## EXCERPTED RECORDS
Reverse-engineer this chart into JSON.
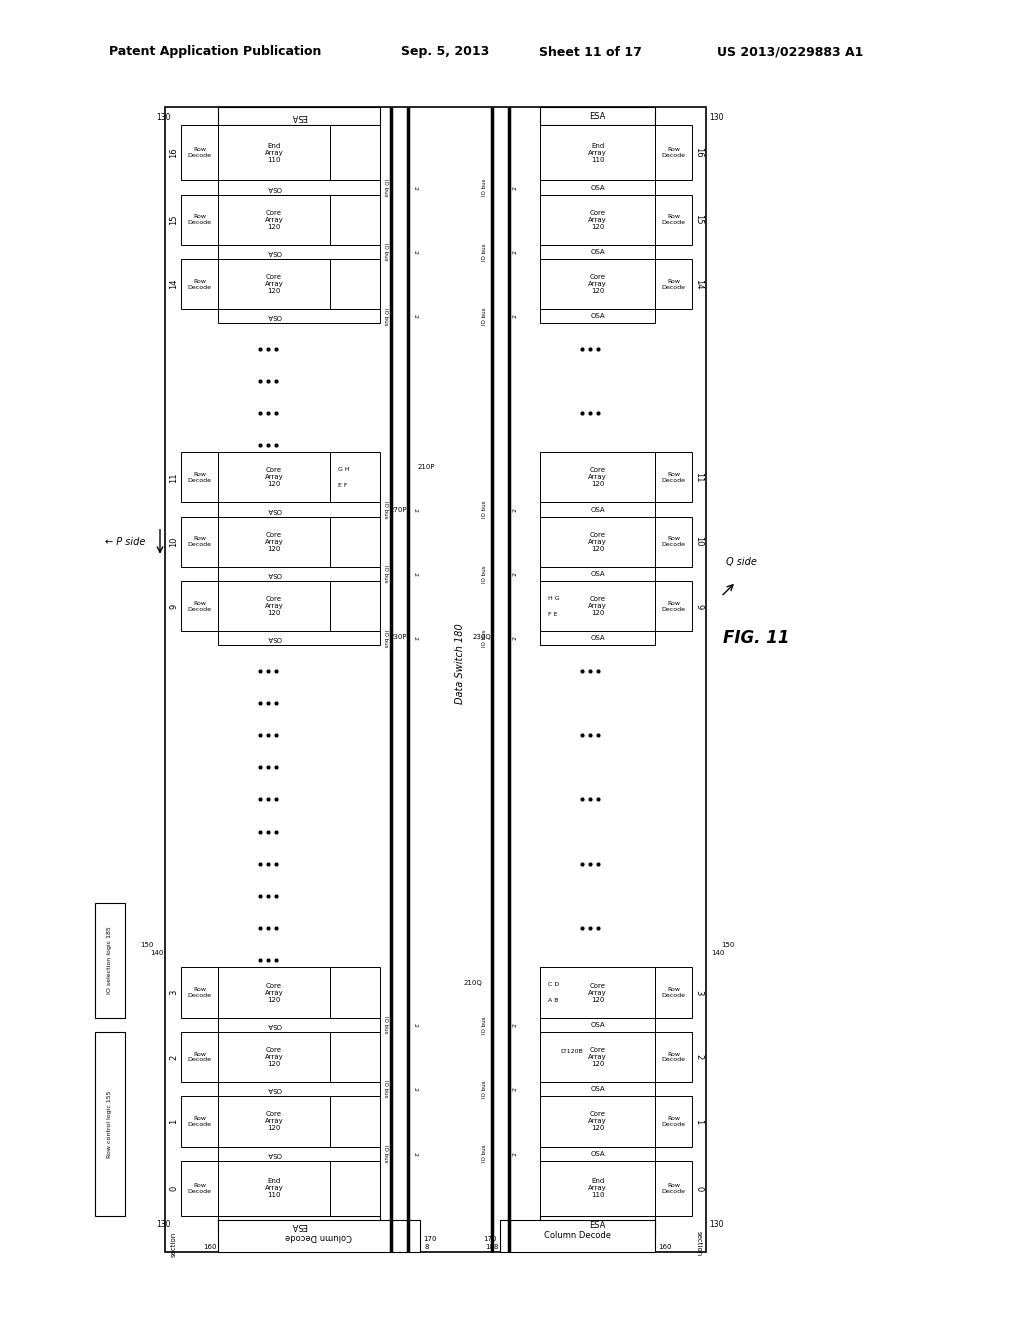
{
  "title_line1": "Patent Application Publication",
  "title_date": "Sep. 5, 2013",
  "title_sheet": "Sheet 11 of 17",
  "title_patent": "US 2013/0229883 A1",
  "fig_label": "FIG. 11",
  "bg_color": "#ffffff"
}
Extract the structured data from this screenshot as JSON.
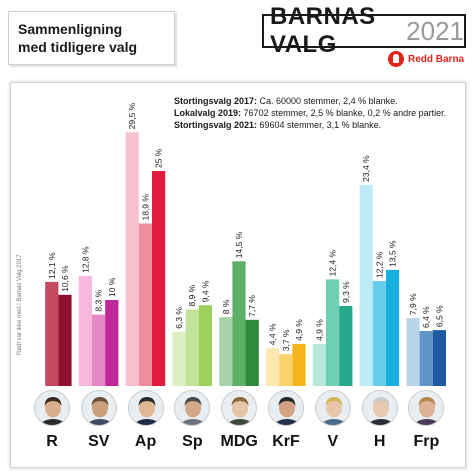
{
  "title": {
    "line1": "Sammenligning",
    "line2": "med tidligere valg"
  },
  "logo": {
    "word1": "BARNAS VALG",
    "word2": "2021"
  },
  "sponsor": {
    "label": "Redd Barna",
    "icon": "redd-barna-logo-icon"
  },
  "notes": [
    {
      "label": "Stortingsvalg 2017:",
      "text": " Ca. 60000 stemmer, 2,4 % blanke."
    },
    {
      "label": "Lokalvalg 2019:",
      "text": " 76702 stemmer, 2,5 % blanke, 0,2 % andre partier."
    },
    {
      "label": "Stortingsvalg 2021:",
      "text": " 69604 stemmer, 3,1 % blanke."
    }
  ],
  "side_note": "Rødt var ikke med i Barnas Valg 2017",
  "chart_data": {
    "type": "bar",
    "categories": [
      "R",
      "SV",
      "Ap",
      "Sp",
      "MDG",
      "KrF",
      "V",
      "H",
      "Frp"
    ],
    "series_order": [
      "Stortingsvalg 2017",
      "Lokalvalg 2019",
      "Stortingsvalg 2021"
    ],
    "values": [
      [
        null,
        12.1,
        10.6
      ],
      [
        12.8,
        8.3,
        10
      ],
      [
        29.5,
        18.9,
        25
      ],
      [
        6.3,
        8.9,
        9.4
      ],
      [
        8,
        14.5,
        7.7
      ],
      [
        4.4,
        3.7,
        4.9
      ],
      [
        4.9,
        12.4,
        9.3
      ],
      [
        23.4,
        12.2,
        13.5
      ],
      [
        7.9,
        6.4,
        6.5
      ]
    ],
    "labels": [
      [
        "",
        "12,1 %",
        "10,6 %"
      ],
      [
        "12,8 %",
        "8,3 %",
        "10 %"
      ],
      [
        "29,5 %",
        "18,9 %",
        "25 %"
      ],
      [
        "6,3 %",
        "8,9 %",
        "9,4 %"
      ],
      [
        "8 %",
        "14,5 %",
        "7,7 %"
      ],
      [
        "4,4 %",
        "3,7 %",
        "4,9 %"
      ],
      [
        "4,9 %",
        "12,4 %",
        "9,3 %"
      ],
      [
        "23,4 %",
        "12,2 %",
        "13,5 %"
      ],
      [
        "7,9 %",
        "6,4 %",
        "6,5 %"
      ]
    ],
    "colors": [
      [
        "#e8a0aa",
        "#c64a5f",
        "#8e1230"
      ],
      [
        "#f6b8dc",
        "#e489c6",
        "#c0289a"
      ],
      [
        "#f9c1ce",
        "#ef8c9e",
        "#e01b3c"
      ],
      [
        "#dcf0c4",
        "#c1e49a",
        "#9dd15c"
      ],
      [
        "#a8d3aa",
        "#5daf66",
        "#2f8a3d"
      ],
      [
        "#fde8b0",
        "#fbd36c",
        "#f4b41d"
      ],
      [
        "#b9e7da",
        "#6fcfb4",
        "#26a88a"
      ],
      [
        "#bdeaf7",
        "#66cdea",
        "#19aee0"
      ],
      [
        "#b9d4ea",
        "#5f95c9",
        "#1e5aa0"
      ]
    ],
    "ylim": [
      0,
      30
    ],
    "grid": false,
    "legend": "none"
  },
  "avatars": [
    "portrait-r",
    "portrait-sv",
    "portrait-ap",
    "portrait-sp",
    "portrait-mdg",
    "portrait-krf",
    "portrait-v",
    "portrait-h",
    "portrait-frp"
  ]
}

## AIM OF THE TASK
Repeat all of the data above word for word, minus the pictures.

## WRITTEN ANSWER
Reverse-engineer this chart into JSON.
{
  "title_line1": "Patent Application Publication",
  "title_date": "Sep. 5, 2013",
  "title_sheet": "Sheet 11 of 17",
  "title_patent": "US 2013/0229883 A1",
  "fig_label": "FIG. 11",
  "bg_color": "#ffffff"
}
Extract the structured data from this screenshot as JSON.
{
  "title": {
    "line1": "Sammenligning",
    "line2": "med tidligere valg"
  },
  "logo": {
    "word1": "BARNAS VALG",
    "word2": "2021"
  },
  "sponsor": {
    "label": "Redd Barna",
    "icon": "redd-barna-logo-icon"
  },
  "notes": [
    {
      "label": "Stortingsvalg 2017:",
      "text": " Ca. 60000 stemmer, 2,4 % blanke."
    },
    {
      "label": "Lokalvalg 2019:",
      "text": " 76702 stemmer, 2,5 % blanke, 0,2 % andre partier."
    },
    {
      "label": "Stortingsvalg 2021:",
      "text": " 69604 stemmer, 3,1 % blanke."
    }
  ],
  "side_note": "Rødt var ikke med i Barnas Valg 2017",
  "chart_data": {
    "type": "bar",
    "categories": [
      "R",
      "SV",
      "Ap",
      "Sp",
      "MDG",
      "KrF",
      "V",
      "H",
      "Frp"
    ],
    "series_order": [
      "Stortingsvalg 2017",
      "Lokalvalg 2019",
      "Stortingsvalg 2021"
    ],
    "values": [
      [
        null,
        12.1,
        10.6
      ],
      [
        12.8,
        8.3,
        10
      ],
      [
        29.5,
        18.9,
        25
      ],
      [
        6.3,
        8.9,
        9.4
      ],
      [
        8,
        14.5,
        7.7
      ],
      [
        4.4,
        3.7,
        4.9
      ],
      [
        4.9,
        12.4,
        9.3
      ],
      [
        23.4,
        12.2,
        13.5
      ],
      [
        7.9,
        6.4,
        6.5
      ]
    ],
    "labels": [
      [
        "",
        "12,1 %",
        "10,6 %"
      ],
      [
        "12,8 %",
        "8,3 %",
        "10 %"
      ],
      [
        "29,5 %",
        "18,9 %",
        "25 %"
      ],
      [
        "6,3 %",
        "8,9 %",
        "9,4 %"
      ],
      [
        "8 %",
        "14,5 %",
        "7,7 %"
      ],
      [
        "4,4 %",
        "3,7 %",
        "4,9 %"
      ],
      [
        "4,9 %",
        "12,4 %",
        "9,3 %"
      ],
      [
        "23,4 %",
        "12,2 %",
        "13,5 %"
      ],
      [
        "7,9 %",
        "6,4 %",
        "6,5 %"
      ]
    ],
    "colors": [
      [
        "#e8a0aa",
        "#c64a5f",
        "#8e1230"
      ],
      [
        "#f6b8dc",
        "#e489c6",
        "#c0289a"
      ],
      [
        "#f9c1ce",
        "#ef8c9e",
        "#e01b3c"
      ],
      [
        "#dcf0c4",
        "#c1e49a",
        "#9dd15c"
      ],
      [
        "#a8d3aa",
        "#5daf66",
        "#2f8a3d"
      ],
      [
        "#fde8b0",
        "#fbd36c",
        "#f4b41d"
      ],
      [
        "#b9e7da",
        "#6fcfb4",
        "#26a88a"
      ],
      [
        "#bdeaf7",
        "#66cdea",
        "#19aee0"
      ],
      [
        "#b9d4ea",
        "#5f95c9",
        "#1e5aa0"
      ]
    ],
    "ylim": [
      0,
      30
    ],
    "grid": false,
    "legend": "none"
  },
  "avatars": [
    "portrait-r",
    "portrait-sv",
    "portrait-ap",
    "portrait-sp",
    "portrait-mdg",
    "portrait-krf",
    "portrait-v",
    "portrait-h",
    "portrait-frp"
  ]
}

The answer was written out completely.